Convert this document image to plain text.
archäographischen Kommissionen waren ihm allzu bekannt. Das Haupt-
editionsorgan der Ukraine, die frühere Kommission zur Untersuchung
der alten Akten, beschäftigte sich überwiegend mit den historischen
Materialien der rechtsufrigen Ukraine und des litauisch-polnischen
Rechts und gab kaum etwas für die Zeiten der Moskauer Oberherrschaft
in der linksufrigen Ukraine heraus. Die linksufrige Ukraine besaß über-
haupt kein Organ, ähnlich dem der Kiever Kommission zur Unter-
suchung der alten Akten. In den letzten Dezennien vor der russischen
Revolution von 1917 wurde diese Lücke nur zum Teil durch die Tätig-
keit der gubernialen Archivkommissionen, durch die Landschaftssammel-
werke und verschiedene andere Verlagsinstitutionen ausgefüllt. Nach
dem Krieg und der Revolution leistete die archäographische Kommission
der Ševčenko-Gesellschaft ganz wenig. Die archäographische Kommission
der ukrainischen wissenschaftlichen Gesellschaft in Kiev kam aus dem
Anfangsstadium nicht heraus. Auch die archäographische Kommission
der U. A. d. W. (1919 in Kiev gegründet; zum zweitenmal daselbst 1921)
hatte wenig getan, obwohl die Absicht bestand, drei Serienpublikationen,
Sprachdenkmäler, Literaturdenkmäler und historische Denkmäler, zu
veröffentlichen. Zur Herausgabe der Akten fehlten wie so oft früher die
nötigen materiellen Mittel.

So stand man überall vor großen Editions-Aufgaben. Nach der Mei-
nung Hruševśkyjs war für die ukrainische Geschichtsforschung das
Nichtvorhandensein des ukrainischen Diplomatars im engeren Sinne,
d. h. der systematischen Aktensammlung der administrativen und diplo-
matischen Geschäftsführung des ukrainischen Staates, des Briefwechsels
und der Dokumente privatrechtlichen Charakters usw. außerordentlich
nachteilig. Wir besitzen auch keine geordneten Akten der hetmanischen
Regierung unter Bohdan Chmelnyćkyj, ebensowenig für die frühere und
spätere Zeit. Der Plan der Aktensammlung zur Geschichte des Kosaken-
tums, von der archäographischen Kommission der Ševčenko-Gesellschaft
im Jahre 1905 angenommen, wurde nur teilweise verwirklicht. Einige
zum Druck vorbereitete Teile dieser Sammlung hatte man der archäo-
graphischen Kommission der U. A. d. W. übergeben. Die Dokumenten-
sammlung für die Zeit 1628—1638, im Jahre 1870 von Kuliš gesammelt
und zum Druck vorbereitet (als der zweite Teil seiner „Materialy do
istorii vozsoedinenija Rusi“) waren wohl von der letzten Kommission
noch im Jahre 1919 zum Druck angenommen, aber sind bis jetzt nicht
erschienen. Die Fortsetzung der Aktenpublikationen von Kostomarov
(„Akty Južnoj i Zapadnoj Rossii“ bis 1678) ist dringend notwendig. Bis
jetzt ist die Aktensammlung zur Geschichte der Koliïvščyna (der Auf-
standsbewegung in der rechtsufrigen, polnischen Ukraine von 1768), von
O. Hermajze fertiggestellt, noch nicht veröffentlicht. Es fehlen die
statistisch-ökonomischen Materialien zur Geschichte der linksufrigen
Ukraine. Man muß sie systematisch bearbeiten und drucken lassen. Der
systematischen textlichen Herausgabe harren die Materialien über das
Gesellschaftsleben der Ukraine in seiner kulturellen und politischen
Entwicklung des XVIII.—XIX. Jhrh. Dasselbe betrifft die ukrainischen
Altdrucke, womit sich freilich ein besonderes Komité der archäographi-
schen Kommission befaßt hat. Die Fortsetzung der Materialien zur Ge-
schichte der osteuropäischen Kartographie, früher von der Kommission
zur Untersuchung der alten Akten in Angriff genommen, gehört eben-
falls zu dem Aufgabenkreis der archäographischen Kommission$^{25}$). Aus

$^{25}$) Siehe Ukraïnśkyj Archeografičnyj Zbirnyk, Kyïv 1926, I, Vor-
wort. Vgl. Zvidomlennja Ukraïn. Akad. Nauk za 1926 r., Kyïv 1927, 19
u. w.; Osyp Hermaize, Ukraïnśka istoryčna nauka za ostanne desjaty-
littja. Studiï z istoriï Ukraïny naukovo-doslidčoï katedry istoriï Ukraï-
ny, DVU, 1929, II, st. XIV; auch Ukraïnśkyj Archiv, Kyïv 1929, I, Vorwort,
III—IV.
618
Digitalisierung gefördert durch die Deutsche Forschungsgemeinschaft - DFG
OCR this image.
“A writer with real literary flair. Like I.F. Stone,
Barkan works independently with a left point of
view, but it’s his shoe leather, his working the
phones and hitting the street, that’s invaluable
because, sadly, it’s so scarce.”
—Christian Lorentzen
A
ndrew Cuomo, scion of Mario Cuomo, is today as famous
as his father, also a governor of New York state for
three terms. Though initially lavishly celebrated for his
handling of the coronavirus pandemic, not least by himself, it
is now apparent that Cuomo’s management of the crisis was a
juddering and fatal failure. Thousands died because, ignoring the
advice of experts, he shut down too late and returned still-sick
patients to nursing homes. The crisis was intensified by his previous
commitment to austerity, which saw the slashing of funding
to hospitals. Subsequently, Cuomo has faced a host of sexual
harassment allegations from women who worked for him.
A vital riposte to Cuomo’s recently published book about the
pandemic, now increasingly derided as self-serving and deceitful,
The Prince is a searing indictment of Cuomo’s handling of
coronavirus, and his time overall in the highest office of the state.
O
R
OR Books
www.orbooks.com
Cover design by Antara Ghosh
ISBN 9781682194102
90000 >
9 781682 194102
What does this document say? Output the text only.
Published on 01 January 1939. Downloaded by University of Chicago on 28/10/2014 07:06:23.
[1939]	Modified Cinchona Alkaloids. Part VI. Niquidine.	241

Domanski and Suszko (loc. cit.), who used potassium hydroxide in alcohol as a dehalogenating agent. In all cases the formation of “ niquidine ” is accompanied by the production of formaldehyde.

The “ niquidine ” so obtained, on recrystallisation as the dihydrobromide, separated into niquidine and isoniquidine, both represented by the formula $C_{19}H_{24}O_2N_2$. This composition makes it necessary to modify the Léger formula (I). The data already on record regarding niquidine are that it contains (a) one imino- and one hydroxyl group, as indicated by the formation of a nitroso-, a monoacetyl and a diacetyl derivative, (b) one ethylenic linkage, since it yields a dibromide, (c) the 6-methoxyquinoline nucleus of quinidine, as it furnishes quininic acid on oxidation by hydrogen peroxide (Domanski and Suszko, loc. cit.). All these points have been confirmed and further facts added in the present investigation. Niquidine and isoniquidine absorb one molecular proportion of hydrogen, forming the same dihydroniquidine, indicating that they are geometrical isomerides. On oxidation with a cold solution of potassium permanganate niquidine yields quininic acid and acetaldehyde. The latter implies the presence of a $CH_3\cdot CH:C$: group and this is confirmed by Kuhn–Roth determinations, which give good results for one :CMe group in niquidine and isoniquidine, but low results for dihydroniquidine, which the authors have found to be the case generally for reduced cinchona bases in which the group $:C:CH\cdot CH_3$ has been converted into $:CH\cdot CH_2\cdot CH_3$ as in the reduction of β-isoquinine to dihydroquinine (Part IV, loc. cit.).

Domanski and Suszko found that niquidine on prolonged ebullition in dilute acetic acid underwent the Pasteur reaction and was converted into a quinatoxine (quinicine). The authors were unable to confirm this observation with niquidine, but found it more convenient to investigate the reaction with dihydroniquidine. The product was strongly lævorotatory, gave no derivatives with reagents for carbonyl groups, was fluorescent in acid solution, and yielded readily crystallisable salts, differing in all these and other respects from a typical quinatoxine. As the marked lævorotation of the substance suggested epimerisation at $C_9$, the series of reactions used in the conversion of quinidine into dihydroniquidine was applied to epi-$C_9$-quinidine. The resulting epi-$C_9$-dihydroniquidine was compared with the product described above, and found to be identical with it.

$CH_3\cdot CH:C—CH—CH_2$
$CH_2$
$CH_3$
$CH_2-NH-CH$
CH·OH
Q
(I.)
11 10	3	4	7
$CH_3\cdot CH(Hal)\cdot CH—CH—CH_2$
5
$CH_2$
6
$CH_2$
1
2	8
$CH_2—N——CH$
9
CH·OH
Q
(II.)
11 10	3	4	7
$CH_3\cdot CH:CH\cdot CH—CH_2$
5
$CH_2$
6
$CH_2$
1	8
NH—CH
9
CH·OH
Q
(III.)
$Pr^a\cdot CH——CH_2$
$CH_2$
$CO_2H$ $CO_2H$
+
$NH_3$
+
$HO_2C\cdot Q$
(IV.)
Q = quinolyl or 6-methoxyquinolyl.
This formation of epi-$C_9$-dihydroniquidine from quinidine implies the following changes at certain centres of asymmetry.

·····

=== Task description ===
Only lines holding the word "handling" are wanted here; copy each from the listing.

=== Answer ===
handling of the coronavirus pandemic, not least by himself, it
The Prince is a searing indictment of Cuomo’s handling of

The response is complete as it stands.